— Short exercise —
Copy out all lines with the word "label" in them.
── Input for this task ──
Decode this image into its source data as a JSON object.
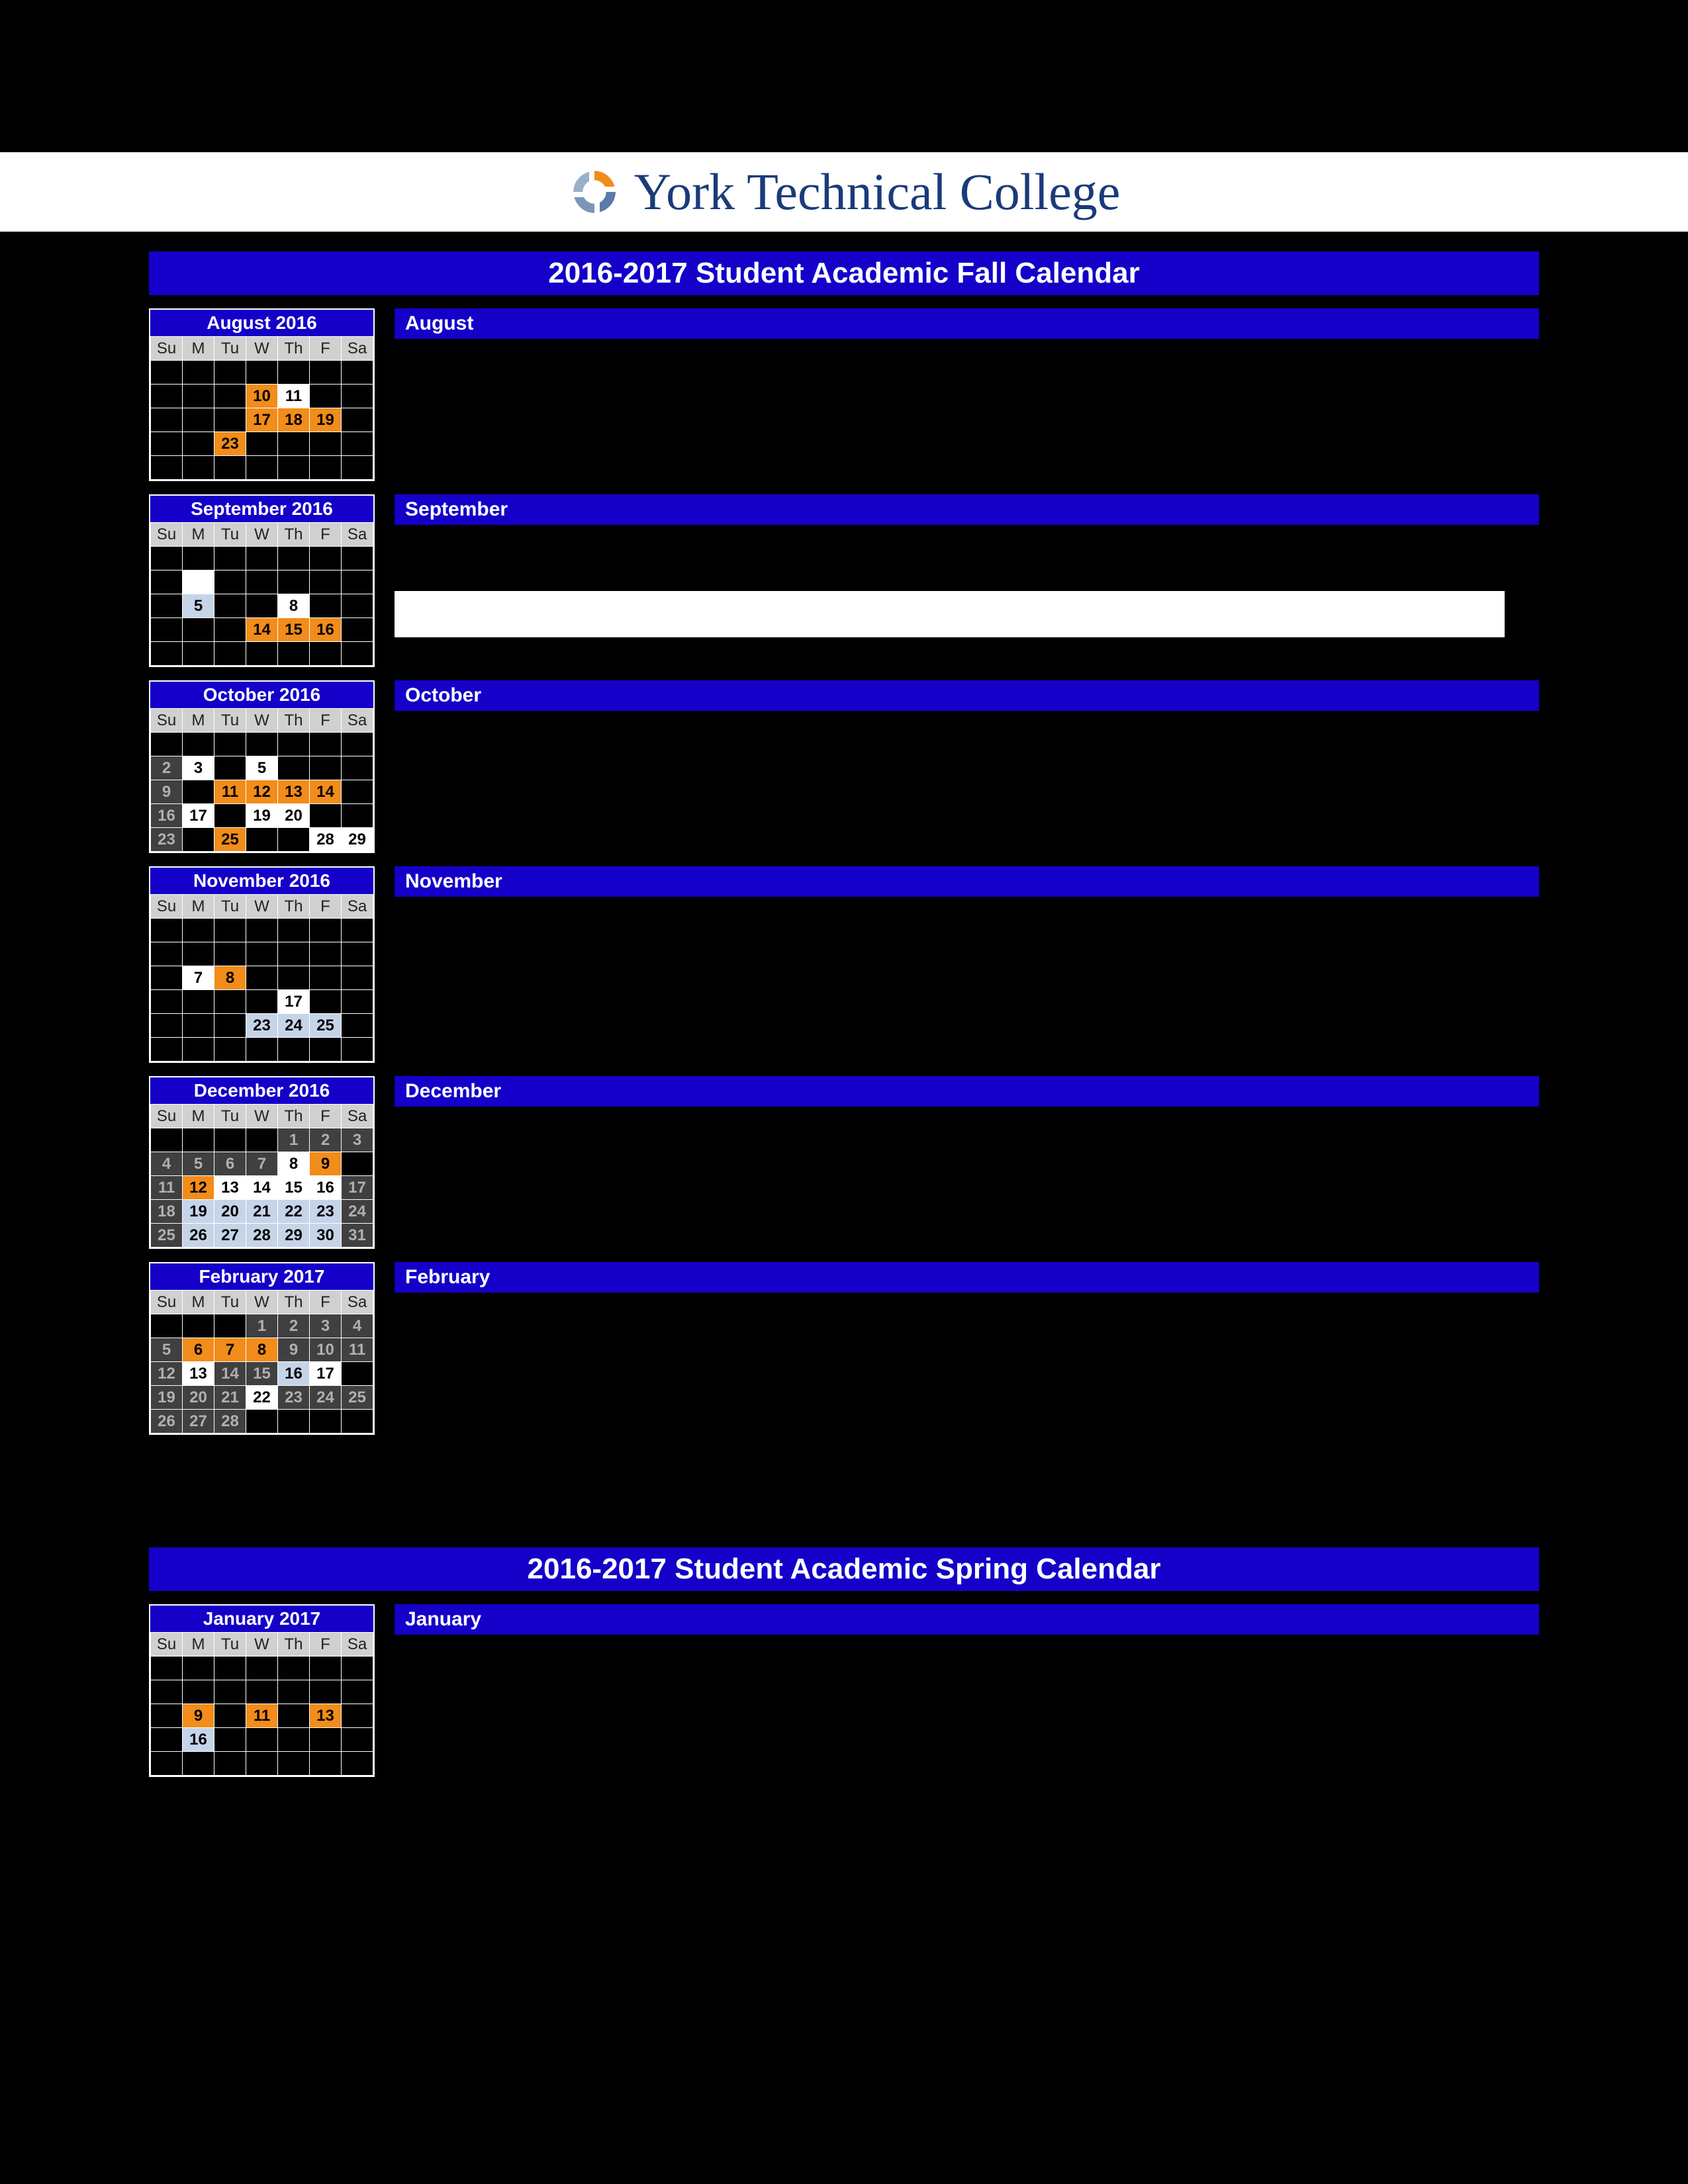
{
  "logo": {
    "text": "York Technical College",
    "text_color": "#1a3b7a"
  },
  "colors": {
    "page_bg": "#000000",
    "header_blue": "#1400c8",
    "white": "#ffffff",
    "orange": "#f28c1a",
    "light_blue": "#c5d4e8",
    "gray": "#808080",
    "dark_gray": "#404040",
    "day_header_bg": "#d0d0d0"
  },
  "day_headers": [
    "Su",
    "M",
    "Tu",
    "W",
    "Th",
    "F",
    "Sa"
  ],
  "fall_title": "2016-2017 Student Academic Fall Calendar",
  "spring_title": "2016-2017  Student Academic Spring Calendar",
  "months": [
    {
      "id": "aug2016",
      "title": "August 2016",
      "label": "August",
      "weeks": [
        [
          null,
          null,
          null,
          null,
          null,
          null,
          null
        ],
        [
          null,
          null,
          null,
          {
            "d": 10,
            "c": "orange"
          },
          {
            "d": 11,
            "c": "white"
          },
          null,
          null
        ],
        [
          null,
          null,
          null,
          {
            "d": 17,
            "c": "orange"
          },
          {
            "d": 18,
            "c": "orange"
          },
          {
            "d": 19,
            "c": "orange"
          },
          null
        ],
        [
          null,
          null,
          {
            "d": 23,
            "c": "orange"
          },
          null,
          null,
          null,
          null
        ],
        [
          null,
          null,
          null,
          null,
          null,
          null,
          null
        ]
      ]
    },
    {
      "id": "sep2016",
      "title": "September 2016",
      "label": "September",
      "white_box": true,
      "weeks": [
        [
          null,
          null,
          null,
          null,
          null,
          null,
          null
        ],
        [
          null,
          {
            "d": "",
            "c": "hwhite"
          },
          null,
          null,
          null,
          null,
          null
        ],
        [
          null,
          {
            "d": 5,
            "c": "lblue"
          },
          null,
          null,
          {
            "d": 8,
            "c": "white"
          },
          null,
          null
        ],
        [
          null,
          null,
          null,
          {
            "d": 14,
            "c": "orange"
          },
          {
            "d": 15,
            "c": "orange"
          },
          {
            "d": 16,
            "c": "orange"
          },
          null
        ],
        [
          null,
          null,
          null,
          null,
          null,
          null,
          null
        ]
      ]
    },
    {
      "id": "oct2016",
      "title": "October 2016",
      "label": "October",
      "weeks": [
        [
          null,
          null,
          null,
          null,
          null,
          null,
          null
        ],
        [
          {
            "d": 2,
            "c": "dgray"
          },
          {
            "d": 3,
            "c": "white"
          },
          null,
          {
            "d": 5,
            "c": "white"
          },
          null,
          null,
          null
        ],
        [
          {
            "d": 9,
            "c": "dgray"
          },
          null,
          {
            "d": 11,
            "c": "orange"
          },
          {
            "d": 12,
            "c": "orange"
          },
          {
            "d": 13,
            "c": "orange"
          },
          {
            "d": 14,
            "c": "orange"
          },
          null
        ],
        [
          {
            "d": 16,
            "c": "dgray"
          },
          {
            "d": 17,
            "c": "white"
          },
          null,
          {
            "d": 19,
            "c": "white"
          },
          {
            "d": 20,
            "c": "white"
          },
          null,
          null
        ],
        [
          {
            "d": 23,
            "c": "dgray"
          },
          null,
          {
            "d": 25,
            "c": "orange"
          },
          null,
          null,
          {
            "d": 28,
            "c": "white"
          },
          {
            "d": 29,
            "c": "white"
          }
        ]
      ]
    },
    {
      "id": "nov2016",
      "title": "November 2016",
      "label": "November",
      "weeks": [
        [
          null,
          null,
          null,
          null,
          null,
          null,
          null
        ],
        [
          null,
          null,
          null,
          null,
          null,
          null,
          null
        ],
        [
          null,
          {
            "d": 7,
            "c": "white"
          },
          {
            "d": 8,
            "c": "orange"
          },
          null,
          null,
          null,
          null
        ],
        [
          null,
          null,
          null,
          null,
          {
            "d": 17,
            "c": "white"
          },
          null,
          null
        ],
        [
          null,
          null,
          null,
          {
            "d": 23,
            "c": "lblue"
          },
          {
            "d": 24,
            "c": "lblue"
          },
          {
            "d": 25,
            "c": "lblue"
          },
          null
        ],
        [
          null,
          null,
          null,
          null,
          null,
          null,
          null
        ]
      ]
    },
    {
      "id": "dec2016",
      "title": "December 2016",
      "label": "December",
      "weeks": [
        [
          null,
          null,
          null,
          null,
          {
            "d": 1,
            "c": "dgray"
          },
          {
            "d": 2,
            "c": "dgray"
          },
          {
            "d": 3,
            "c": "dgray"
          }
        ],
        [
          {
            "d": 4,
            "c": "dgray"
          },
          {
            "d": 5,
            "c": "dgray"
          },
          {
            "d": 6,
            "c": "dgray"
          },
          {
            "d": 7,
            "c": "dgray"
          },
          {
            "d": 8,
            "c": "white"
          },
          {
            "d": 9,
            "c": "orange"
          },
          null
        ],
        [
          {
            "d": 11,
            "c": "dgray"
          },
          {
            "d": 12,
            "c": "orange"
          },
          {
            "d": 13,
            "c": "white"
          },
          {
            "d": 14,
            "c": "white"
          },
          {
            "d": 15,
            "c": "white"
          },
          {
            "d": 16,
            "c": "white"
          },
          {
            "d": 17,
            "c": "dgray"
          }
        ],
        [
          {
            "d": 18,
            "c": "dgray"
          },
          {
            "d": 19,
            "c": "lblue"
          },
          {
            "d": 20,
            "c": "lblue"
          },
          {
            "d": 21,
            "c": "lblue"
          },
          {
            "d": 22,
            "c": "lblue"
          },
          {
            "d": 23,
            "c": "lblue"
          },
          {
            "d": 24,
            "c": "dgray"
          }
        ],
        [
          {
            "d": 25,
            "c": "dgray"
          },
          {
            "d": 26,
            "c": "lblue"
          },
          {
            "d": 27,
            "c": "lblue"
          },
          {
            "d": 28,
            "c": "lblue"
          },
          {
            "d": 29,
            "c": "lblue"
          },
          {
            "d": 30,
            "c": "lblue"
          },
          {
            "d": 31,
            "c": "dgray"
          }
        ]
      ]
    },
    {
      "id": "jan2017",
      "title": "January 2017",
      "label": "January",
      "section": "spring",
      "weeks": [
        [
          null,
          null,
          null,
          null,
          null,
          null,
          null
        ],
        [
          null,
          null,
          null,
          null,
          null,
          null,
          null
        ],
        [
          null,
          {
            "d": 9,
            "c": "orange"
          },
          null,
          {
            "d": 11,
            "c": "orange"
          },
          null,
          {
            "d": 13,
            "c": "orange"
          },
          null
        ],
        [
          null,
          {
            "d": 16,
            "c": "lblue"
          },
          null,
          null,
          null,
          null,
          null
        ],
        [
          null,
          null,
          null,
          null,
          null,
          null,
          null
        ]
      ]
    },
    {
      "id": "feb2017",
      "title": "February 2017",
      "label": "February",
      "weeks": [
        [
          null,
          null,
          null,
          {
            "d": 1,
            "c": "dgray"
          },
          {
            "d": 2,
            "c": "dgray"
          },
          {
            "d": 3,
            "c": "dgray"
          },
          {
            "d": 4,
            "c": "dgray"
          }
        ],
        [
          {
            "d": 5,
            "c": "dgray"
          },
          {
            "d": 6,
            "c": "orange"
          },
          {
            "d": 7,
            "c": "orange"
          },
          {
            "d": 8,
            "c": "orange"
          },
          {
            "d": 9,
            "c": "dgray"
          },
          {
            "d": 10,
            "c": "dgray"
          },
          {
            "d": 11,
            "c": "dgray"
          }
        ],
        [
          {
            "d": 12,
            "c": "dgray"
          },
          {
            "d": 13,
            "c": "white"
          },
          {
            "d": 14,
            "c": "dgray"
          },
          {
            "d": 15,
            "c": "dgray"
          },
          {
            "d": 16,
            "c": "lblue"
          },
          {
            "d": 17,
            "c": "white"
          },
          null
        ],
        [
          {
            "d": 19,
            "c": "dgray"
          },
          {
            "d": 20,
            "c": "dgray"
          },
          {
            "d": 21,
            "c": "dgray"
          },
          {
            "d": 22,
            "c": "white"
          },
          {
            "d": 23,
            "c": "dgray"
          },
          {
            "d": 24,
            "c": "dgray"
          },
          {
            "d": 25,
            "c": "dgray"
          }
        ],
        [
          {
            "d": 26,
            "c": "dgray"
          },
          {
            "d": 27,
            "c": "dgray"
          },
          {
            "d": 28,
            "c": "dgray"
          },
          null,
          null,
          null,
          null
        ]
      ]
    }
  ]
}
───
— Response below —
      "label": "August",
      "label": "September",
      "label": "October",
      "label": "November",
      "label": "December",
      "label": "January",
      "label": "February",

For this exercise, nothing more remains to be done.